**TASK TO CARRY OUT**
The records below must be output exactly, without pictures.

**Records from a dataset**
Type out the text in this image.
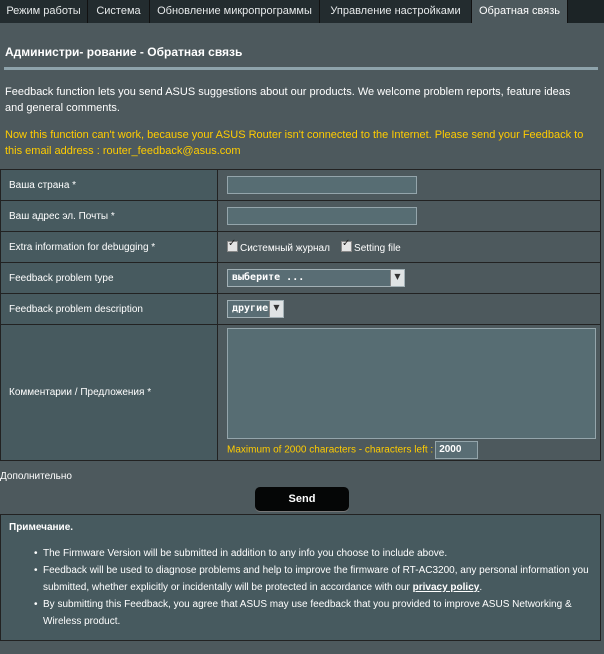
Режим работы	Система	Обновление микропрограммы	Управление настройками	Обратная связь
Администри- рование - Обратная связь
Feedback function lets you send ASUS suggestions about our products. We welcome problem reports, feature ideas and general comments.
Now this function can't work, because your ASUS Router isn't connected to the Internet. Please send your Feedback to this email address : router_feedback@asus.com
Ваша страна *	
Ваш адрес эл. Почты *	
Extra information for debugging *	✓Системный журнал ✓ Setting file
Feedback problem type	выберите ... ▼

Feedback problem description	другие ▼

Комментарии / Предложения *	Maximum of 2000 characters - characters left : 2000
Дополнительно
Send
Примечание.
• The Firmware Version will be submitted in addition to any info you choose to include above.
• Feedback will be used to diagnose problems and help to improve the firmware of RT-AC3200, any personal information you submitted, whether explicitly or incidentally will be protected in accordance with our privacy policy.
• By submitting this Feedback, you agree that ASUS may use feedback that you provided to improve ASUS Networking & Wireless product.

**TASK ANSWER**
Type out the text in this image.
Режим работы	Система	Обновление микропрограммы	Управление настройками	Обратная связь
Администри- рование - Обратная связь
Feedback function lets you send ASUS suggestions about our products. We welcome problem reports, feature ideas and general comments.
Now this function can't work, because your ASUS Router isn't connected to the Internet. Please send your Feedback to this email address : router_feedback@asus.com
Ваша страна *	
Ваш адрес эл. Почты *	
Extra information for debugging *	✓Системный журнал ✓ Setting file
Feedback problem type	выберите ... ▼

Feedback problem description	другие ▼

Комментарии / Предложения *	Maximum of 2000 characters - characters left : 2000
Дополнительно
Send
Примечание.
• The Firmware Version will be submitted in addition to any info you choose to include above.
• Feedback will be used to diagnose problems and help to improve the firmware of RT-AC3200, any personal information you submitted, whether explicitly or incidentally will be protected in accordance with our privacy policy.
• By submitting this Feedback, you agree that ASUS may use feedback that you provided to improve ASUS Networking & Wireless product.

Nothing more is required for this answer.